Locate each line below that includes "structured" and reproduce it.

┌──

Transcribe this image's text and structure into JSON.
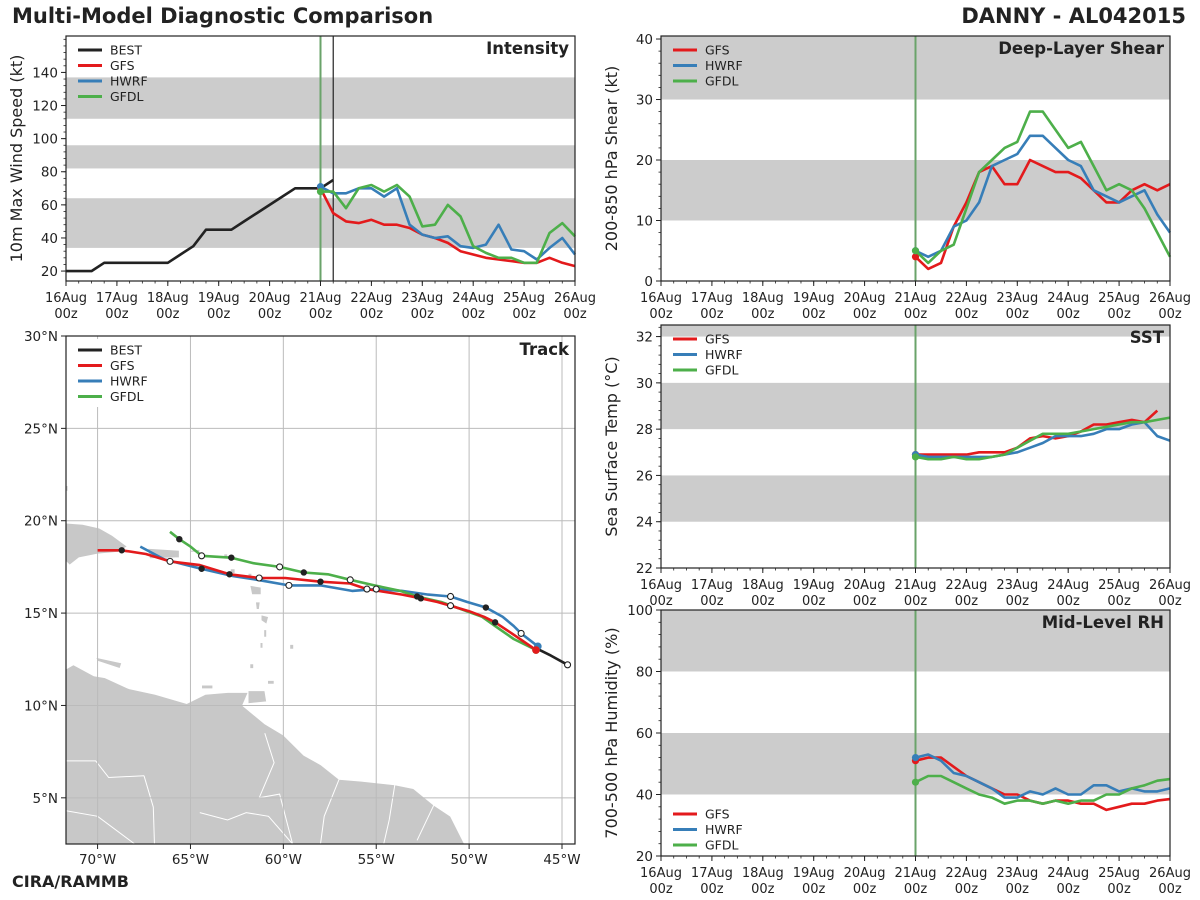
{
  "header": {
    "title": "Multi-Model Diagnostic Comparison",
    "storm": "DANNY - AL042015"
  },
  "credit": "CIRA/RAMMB",
  "colors": {
    "best": "#222222",
    "gfs": "#e31a1c",
    "hwrf": "#377eb8",
    "gfdl": "#4daf4a",
    "band": "#cccccc",
    "land": "#c8c8c8",
    "grid": "#cccccc",
    "init_line": "#6aa36a"
  },
  "time_axis": {
    "ticks": [
      0,
      24,
      48,
      72,
      96,
      120,
      144,
      168,
      192,
      216,
      240
    ],
    "labels": [
      [
        "16Aug",
        "00z"
      ],
      [
        "17Aug",
        "00z"
      ],
      [
        "18Aug",
        "00z"
      ],
      [
        "19Aug",
        "00z"
      ],
      [
        "20Aug",
        "00z"
      ],
      [
        "21Aug",
        "00z"
      ],
      [
        "22Aug",
        "00z"
      ],
      [
        "23Aug",
        "00z"
      ],
      [
        "24Aug",
        "00z"
      ],
      [
        "25Aug",
        "00z"
      ],
      [
        "26Aug",
        "00z"
      ]
    ],
    "range": [
      0,
      240
    ],
    "init_hour": 120,
    "current_hour": 126
  },
  "chart_data": [
    {
      "id": "intensity",
      "type": "line",
      "title": "Intensity",
      "ylabel": "10m Max Wind Speed (kt)",
      "ylim": [
        14,
        162
      ],
      "yticks": [
        20,
        40,
        60,
        80,
        100,
        120,
        140
      ],
      "bands": [
        [
          34,
          64
        ],
        [
          82,
          96
        ],
        [
          112,
          137
        ]
      ],
      "legend": [
        "BEST",
        "GFS",
        "HWRF",
        "GFDL"
      ],
      "series": [
        {
          "name": "BEST",
          "key": "best",
          "x": [
            0,
            12,
            18,
            24,
            30,
            36,
            42,
            48,
            54,
            60,
            66,
            72,
            78,
            84,
            90,
            96,
            102,
            108,
            114,
            120,
            126
          ],
          "y": [
            20,
            20,
            25,
            25,
            25,
            25,
            25,
            25,
            30,
            35,
            45,
            45,
            45,
            50,
            55,
            60,
            65,
            70,
            70,
            70,
            75
          ]
        },
        {
          "name": "GFS",
          "key": "gfs",
          "x": [
            120,
            126,
            132,
            138,
            144,
            150,
            156,
            162,
            168,
            174,
            180,
            186,
            192,
            198,
            204,
            210,
            216,
            222,
            228,
            234,
            240
          ],
          "y": [
            70,
            55,
            50,
            49,
            51,
            48,
            48,
            46,
            42,
            40,
            37,
            32,
            30,
            28,
            27,
            26,
            25,
            25,
            28,
            25,
            23
          ]
        },
        {
          "name": "HWRF",
          "key": "hwrf",
          "x": [
            120,
            126,
            132,
            138,
            144,
            150,
            156,
            162,
            168,
            174,
            180,
            186,
            192,
            198,
            204,
            210,
            216,
            222,
            228,
            234,
            240
          ],
          "y": [
            71,
            67,
            67,
            70,
            70,
            65,
            70,
            48,
            42,
            40,
            41,
            35,
            34,
            36,
            48,
            33,
            32,
            27,
            34,
            40,
            30
          ]
        },
        {
          "name": "GFDL",
          "key": "gfdl",
          "x": [
            120,
            126,
            132,
            138,
            144,
            150,
            156,
            162,
            168,
            174,
            180,
            186,
            192,
            198,
            204,
            210,
            216,
            222,
            228,
            234,
            240
          ],
          "y": [
            68,
            68,
            58,
            70,
            72,
            68,
            72,
            65,
            47,
            48,
            60,
            53,
            35,
            31,
            28,
            28,
            25,
            25,
            43,
            49,
            41
          ]
        }
      ]
    },
    {
      "id": "shear",
      "type": "line",
      "title": "Deep-Layer Shear",
      "ylabel": "200-850 hPa Shear (kt)",
      "ylim": [
        0,
        40.5
      ],
      "yticks": [
        0,
        10,
        20,
        30,
        40
      ],
      "bands": [
        [
          10,
          20
        ],
        [
          30,
          40.5
        ]
      ],
      "legend": [
        "GFS",
        "HWRF",
        "GFDL"
      ],
      "series": [
        {
          "name": "GFS",
          "key": "gfs",
          "x": [
            120,
            126,
            132,
            138,
            144,
            150,
            156,
            162,
            168,
            174,
            180,
            186,
            192,
            198,
            204,
            210,
            216,
            222,
            228,
            234,
            240
          ],
          "y": [
            4,
            2,
            3,
            9,
            13,
            18,
            19,
            16,
            16,
            20,
            19,
            18,
            18,
            17,
            15,
            13,
            13,
            15,
            16,
            15,
            16
          ]
        },
        {
          "name": "HWRF",
          "key": "hwrf",
          "x": [
            120,
            126,
            132,
            138,
            144,
            150,
            156,
            162,
            168,
            174,
            180,
            186,
            192,
            198,
            204,
            210,
            216,
            222,
            228,
            234,
            240
          ],
          "y": [
            5,
            4,
            5,
            9,
            10,
            13,
            19,
            20,
            21,
            24,
            24,
            22,
            20,
            19,
            15,
            14,
            13,
            14,
            15,
            11,
            8
          ]
        },
        {
          "name": "GFDL",
          "key": "gfdl",
          "x": [
            120,
            126,
            132,
            138,
            144,
            150,
            156,
            162,
            168,
            174,
            180,
            186,
            192,
            198,
            204,
            210,
            216,
            222,
            228,
            234,
            240
          ],
          "y": [
            5,
            3,
            5,
            6,
            12,
            18,
            20,
            22,
            23,
            28,
            28,
            25,
            22,
            23,
            19,
            15,
            16,
            15,
            12,
            8,
            4
          ]
        }
      ]
    },
    {
      "id": "sst",
      "type": "line",
      "title": "SST",
      "ylabel": "Sea Surface Temp (°C)",
      "ylim": [
        22,
        32.5
      ],
      "yticks": [
        22,
        24,
        26,
        28,
        30,
        32
      ],
      "bands": [
        [
          24,
          26
        ],
        [
          28,
          30
        ],
        [
          32,
          32.5
        ]
      ],
      "legend": [
        "GFS",
        "HWRF",
        "GFDL"
      ],
      "series": [
        {
          "name": "GFS",
          "key": "gfs",
          "x": [
            120,
            126,
            132,
            138,
            144,
            150,
            156,
            162,
            168,
            174,
            180,
            186,
            192,
            198,
            204,
            210,
            216,
            222,
            228,
            234
          ],
          "y": [
            26.9,
            26.9,
            26.9,
            26.9,
            26.9,
            27.0,
            27.0,
            27.0,
            27.2,
            27.6,
            27.7,
            27.6,
            27.7,
            27.9,
            28.2,
            28.2,
            28.3,
            28.4,
            28.3,
            28.8
          ]
        },
        {
          "name": "HWRF",
          "key": "hwrf",
          "x": [
            120,
            126,
            132,
            138,
            144,
            150,
            156,
            162,
            168,
            174,
            180,
            186,
            192,
            198,
            204,
            210,
            216,
            222,
            228,
            234,
            240
          ],
          "y": [
            26.9,
            26.8,
            26.8,
            26.8,
            26.8,
            26.8,
            26.8,
            26.9,
            27.0,
            27.2,
            27.4,
            27.7,
            27.7,
            27.7,
            27.8,
            28.0,
            28.0,
            28.2,
            28.3,
            27.7,
            27.5
          ]
        },
        {
          "name": "GFDL",
          "key": "gfdl",
          "x": [
            120,
            126,
            132,
            138,
            144,
            150,
            156,
            162,
            168,
            174,
            180,
            186,
            192,
            198,
            204,
            210,
            216,
            222,
            228,
            234,
            240
          ],
          "y": [
            26.8,
            26.7,
            26.7,
            26.8,
            26.7,
            26.7,
            26.8,
            26.9,
            27.2,
            27.5,
            27.8,
            27.8,
            27.8,
            27.9,
            28.0,
            28.1,
            28.2,
            28.3,
            28.3,
            28.4,
            28.5
          ]
        }
      ]
    },
    {
      "id": "rh",
      "type": "line",
      "title": "Mid-Level RH",
      "ylabel": "700-500 hPa Humidity (%)",
      "ylim": [
        20,
        100
      ],
      "yticks": [
        20,
        40,
        60,
        80,
        100
      ],
      "bands": [
        [
          40,
          60
        ],
        [
          80,
          100
        ]
      ],
      "legend": [
        "GFS",
        "HWRF",
        "GFDL"
      ],
      "series": [
        {
          "name": "GFS",
          "key": "gfs",
          "x": [
            120,
            126,
            132,
            138,
            144,
            150,
            156,
            162,
            168,
            174,
            180,
            186,
            192,
            198,
            204,
            210,
            216,
            222,
            228,
            234,
            240
          ],
          "y": [
            51,
            52,
            52,
            49,
            46,
            44,
            42,
            40,
            40,
            38,
            37,
            38,
            38,
            37,
            37,
            35,
            36,
            37,
            37,
            38,
            38.5
          ]
        },
        {
          "name": "HWRF",
          "key": "hwrf",
          "x": [
            120,
            126,
            132,
            138,
            144,
            150,
            156,
            162,
            168,
            174,
            180,
            186,
            192,
            198,
            204,
            210,
            216,
            222,
            228,
            234,
            240
          ],
          "y": [
            52,
            53,
            51,
            47,
            46,
            44,
            42,
            39,
            39,
            41,
            40,
            42,
            40,
            40,
            43,
            43,
            41,
            42,
            41,
            41,
            42
          ]
        },
        {
          "name": "GFDL",
          "key": "gfdl",
          "x": [
            120,
            126,
            132,
            138,
            144,
            150,
            156,
            162,
            168,
            174,
            180,
            186,
            192,
            198,
            204,
            210,
            216,
            222,
            228,
            234,
            240
          ],
          "y": [
            44,
            46,
            46,
            44,
            42,
            40,
            39,
            37,
            38,
            38,
            37,
            38,
            37,
            38,
            38,
            40,
            40,
            42,
            43,
            44.5,
            45
          ]
        }
      ]
    },
    {
      "id": "track",
      "type": "scatter",
      "title": "Track",
      "xlim": [
        -71.7,
        -44.3
      ],
      "ylim": [
        2.5,
        30.0
      ],
      "xticks": [
        -70,
        -65,
        -60,
        -55,
        -50,
        -45
      ],
      "xtick_labels": [
        "70°W",
        "65°W",
        "60°W",
        "55°W",
        "50°W",
        "45°W"
      ],
      "yticks": [
        5,
        10,
        15,
        20,
        25,
        30
      ],
      "ytick_labels": [
        "5°N",
        "10°N",
        "15°N",
        "20°N",
        "25°N",
        "30°N"
      ],
      "legend": [
        "BEST",
        "GFS",
        "HWRF",
        "GFDL"
      ],
      "series": [
        {
          "name": "BEST",
          "key": "best",
          "lon": [
            -46.4,
            -45.6,
            -44.7
          ],
          "lat": [
            13.1,
            12.7,
            12.2
          ],
          "open_markers": [
            2
          ]
        },
        {
          "name": "GFS",
          "key": "gfs",
          "lon": [
            -46.4,
            -47.7,
            -48.6,
            -49.2,
            -50.0,
            -51.0,
            -51.7,
            -52.6,
            -53.6,
            -55.5,
            -56.4,
            -58.0,
            -59.9,
            -61.3,
            -62.9,
            -64.5,
            -66.1,
            -67.4,
            -68.7,
            -70.0
          ],
          "lat": [
            13.0,
            13.9,
            14.5,
            14.8,
            15.1,
            15.4,
            15.6,
            15.8,
            16.0,
            16.3,
            16.6,
            16.7,
            16.9,
            16.9,
            17.1,
            17.6,
            17.8,
            18.2,
            18.4,
            18.4
          ],
          "filled_markers": [
            2,
            7,
            11,
            14,
            18
          ],
          "open_markers": [
            5,
            9,
            13,
            16
          ]
        },
        {
          "name": "HWRF",
          "key": "hwrf",
          "lon": [
            -46.3,
            -47.2,
            -47.6,
            -48.2,
            -49.1,
            -50.1,
            -51.0,
            -52.2,
            -53.6,
            -55.0,
            -56.3,
            -58.0,
            -59.7,
            -61.4,
            -62.7,
            -64.4,
            -66.4,
            -67.7
          ],
          "lat": [
            13.2,
            13.9,
            14.3,
            14.8,
            15.3,
            15.6,
            15.9,
            16.0,
            16.2,
            16.3,
            16.2,
            16.5,
            16.5,
            16.8,
            17.0,
            17.4,
            17.9,
            18.6
          ],
          "filled_markers": [
            4,
            15
          ],
          "open_markers": [
            1,
            6,
            9,
            12
          ]
        },
        {
          "name": "GFDL",
          "key": "gfdl",
          "lon": [
            -46.4,
            -47.6,
            -48.6,
            -49.3,
            -50.4,
            -51.5,
            -52.8,
            -53.7,
            -55.1,
            -56.4,
            -57.6,
            -58.9,
            -60.2,
            -61.6,
            -62.8,
            -64.4,
            -65.0,
            -65.6,
            -66.1
          ],
          "lat": [
            13.0,
            13.6,
            14.3,
            14.8,
            15.2,
            15.6,
            15.9,
            16.2,
            16.5,
            16.8,
            17.1,
            17.2,
            17.5,
            17.7,
            18.0,
            18.1,
            18.6,
            19.0,
            19.4
          ],
          "filled_markers": [
            6,
            11,
            14,
            17
          ],
          "open_markers": [
            9,
            12,
            15
          ]
        }
      ]
    }
  ]
}
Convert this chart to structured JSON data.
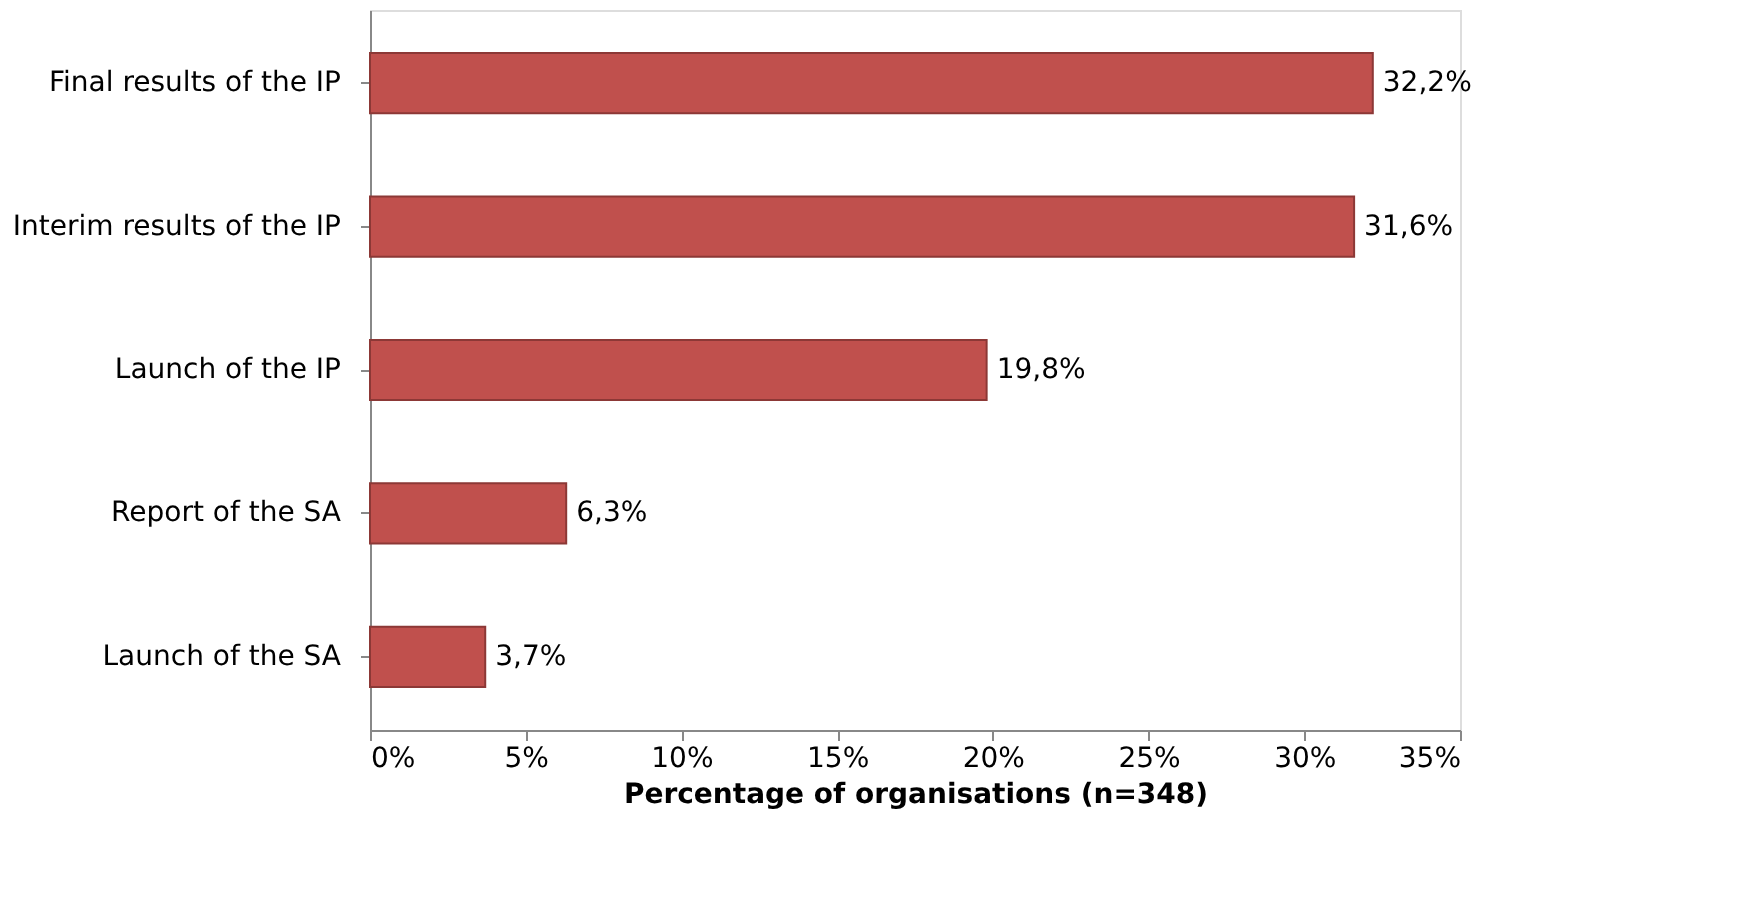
{
  "chart_data": {
    "type": "bar",
    "orientation": "horizontal",
    "categories": [
      "Final results of the IP",
      "Interim results of the IP",
      "Launch of the IP",
      "Report of the SA",
      "Launch of the SA"
    ],
    "values": [
      32.2,
      31.6,
      19.8,
      6.3,
      3.7
    ],
    "value_labels": [
      "32,2%",
      "31,6%",
      "19,8%",
      "6,3%",
      "3,7%"
    ],
    "color": "#c0504d",
    "xlabel": "Percentage of organisations (n=348)",
    "xlim": [
      0,
      35
    ],
    "xticks": [
      {
        "value": 0,
        "label": "0%"
      },
      {
        "value": 5,
        "label": "5%"
      },
      {
        "value": 10,
        "label": "10%"
      },
      {
        "value": 15,
        "label": "15%"
      },
      {
        "value": 20,
        "label": "20%"
      },
      {
        "value": 25,
        "label": "25%"
      },
      {
        "value": 30,
        "label": "30%"
      },
      {
        "value": 35,
        "label": "35%"
      }
    ],
    "grid": false
  }
}
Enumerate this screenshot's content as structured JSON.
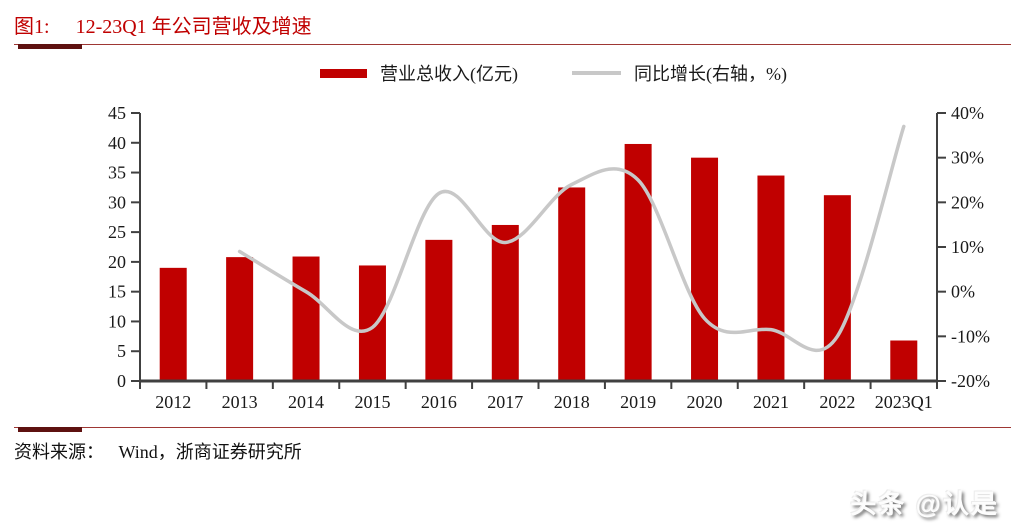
{
  "figure": {
    "label": "图1:",
    "title": "12-23Q1 年公司营收及增速",
    "source_label": "资料来源：",
    "source": "Wind，浙商证券研究所"
  },
  "watermark": "头条 @认是",
  "colors": {
    "bar": "#C00000",
    "line": "#C8C8C8",
    "axis": "#404040",
    "tick_text": "#1a1a1a",
    "title_red": "#C00000",
    "rule_thick": "#5E1110",
    "rule_thin": "#9E3734"
  },
  "chart_data": {
    "type": "bar",
    "subtype": "bar-and-line-combo",
    "categories": [
      "2012",
      "2013",
      "2014",
      "2015",
      "2016",
      "2017",
      "2018",
      "2019",
      "2020",
      "2021",
      "2022",
      "2023Q1"
    ],
    "series": [
      {
        "name": "营业总收入(亿元)",
        "type": "bar",
        "axis": "left",
        "color": "#C00000",
        "values": [
          19.0,
          20.8,
          20.9,
          19.4,
          23.7,
          26.2,
          32.5,
          39.8,
          37.5,
          34.5,
          31.2,
          6.8
        ]
      },
      {
        "name": "同比增长(右轴，%)",
        "type": "line",
        "axis": "right",
        "color": "#C8C8C8",
        "smooth": true,
        "values": [
          null,
          9,
          0,
          -8,
          22,
          11,
          24,
          25,
          -6,
          -8.5,
          -10,
          37
        ]
      }
    ],
    "left_axis": {
      "min": 0,
      "max": 45,
      "step": 5,
      "suffix": "",
      "tick_labels": [
        "0",
        "5",
        "10",
        "15",
        "20",
        "25",
        "30",
        "35",
        "40",
        "45"
      ]
    },
    "right_axis": {
      "min": -20,
      "max": 40,
      "step": 10,
      "suffix": "%",
      "tick_labels": [
        "-20%",
        "-10%",
        "0%",
        "10%",
        "20%",
        "30%",
        "40%"
      ]
    },
    "grid": false,
    "legend_position": "top-center"
  }
}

└──

Expected answer:
Convert this chart to structured JSON data.
Enumerate this screenshot's content as structured JSON.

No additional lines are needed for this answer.